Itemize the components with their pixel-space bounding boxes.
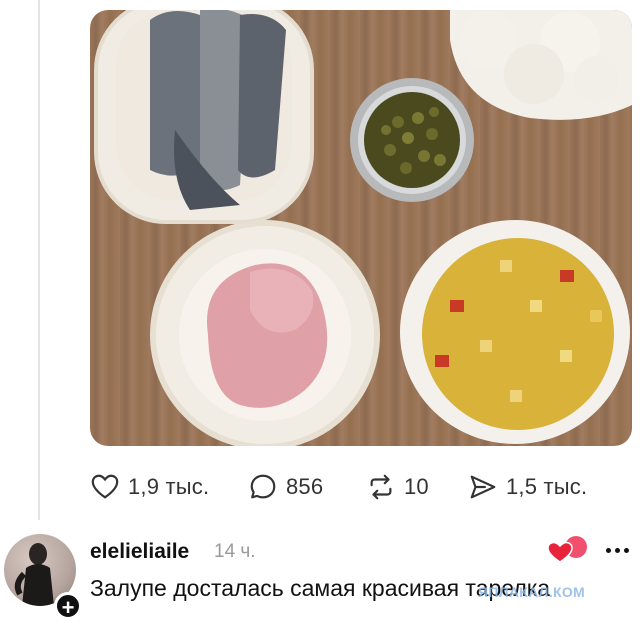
post-photo[interactable] (90, 10, 632, 446)
comment-button[interactable]: 856 (248, 470, 323, 504)
heart-reactions-icon[interactable] (546, 534, 590, 566)
comment-timestamp: 14 ч. (214, 541, 256, 562)
share-count: 1,5 тыс. (506, 474, 588, 499)
potato-bowl (400, 220, 630, 444)
comment-avatar-wrap: + (4, 534, 82, 620)
egg-bowl (450, 10, 632, 120)
share-button[interactable]: 1,5 тыс. (468, 470, 587, 504)
heart-outline-icon (91, 474, 119, 499)
food-illustration (94, 10, 632, 446)
watermark: ЯПЛАКАЛ.КОМ (478, 584, 585, 600)
repost-button[interactable]: 10 (366, 470, 429, 504)
follow-plus-icon[interactable]: + (54, 592, 82, 620)
repost-count: 10 (404, 474, 429, 499)
herring-plate (94, 10, 314, 224)
speech-bubble-icon (250, 474, 276, 499)
more-dots-icon[interactable] (606, 548, 634, 556)
pea-can (350, 78, 474, 202)
like-button[interactable]: 1,9 тыс. (90, 470, 209, 504)
paper-plane-icon (470, 475, 496, 499)
comment-count: 856 (286, 474, 324, 499)
repost-arrows-icon (370, 474, 392, 500)
sausage-plate (150, 220, 380, 446)
post-action-bar: 1,9 тыс. 856 10 1,5 тыс. (90, 470, 630, 504)
thread-line (38, 0, 40, 520)
comment-username[interactable]: elelieliaile (90, 540, 189, 564)
like-count: 1,9 тыс. (128, 474, 210, 499)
##############################
• [Verilen görev]
Kayıtları düzenle: tüm satırlarda "interactable" ifadesini "clickable" ile değiştirip geri kalan her şeyi olduğu gibi bırakarak satırları yeniden yaz, resimleri yanıta dahil etme.

• [Sonuç]
Itemize the components with their pixel-space bounding boxes.
post-photo[clickable] (90, 10, 632, 446)
comment-button[clickable]: 856 (248, 470, 323, 504)
heart-reactions-icon[clickable] (546, 534, 590, 566)
comment-timestamp: 14 ч. (214, 541, 256, 562)
share-count: 1,5 тыс. (506, 474, 588, 499)
potato-bowl (400, 220, 630, 444)
comment-avatar-wrap: + (4, 534, 82, 620)
egg-bowl (450, 10, 632, 120)
share-button[clickable]: 1,5 тыс. (468, 470, 587, 504)
heart-outline-icon (91, 474, 119, 499)
food-illustration (94, 10, 632, 446)
watermark: ЯПЛАКАЛ.КОМ (478, 584, 585, 600)
repost-button[clickable]: 10 (366, 470, 429, 504)
follow-plus-icon[clickable]: + (54, 592, 82, 620)
repost-count: 10 (404, 474, 429, 499)
herring-plate (94, 10, 314, 224)
speech-bubble-icon (250, 474, 276, 499)
more-dots-icon[clickable] (606, 548, 634, 556)
pea-can (350, 78, 474, 202)
like-button[clickable]: 1,9 тыс. (90, 470, 209, 504)
paper-plane-icon (470, 475, 496, 499)
comment-count: 856 (286, 474, 324, 499)
repost-arrows-icon (370, 474, 392, 500)
sausage-plate (150, 220, 380, 446)
post-action-bar: 1,9 тыс. 856 10 1,5 тыс. (90, 470, 630, 504)
thread-line (38, 0, 40, 520)
comment-username[clickable]: elelieliaile (90, 540, 189, 564)
like-count: 1,9 тыс. (128, 474, 210, 499)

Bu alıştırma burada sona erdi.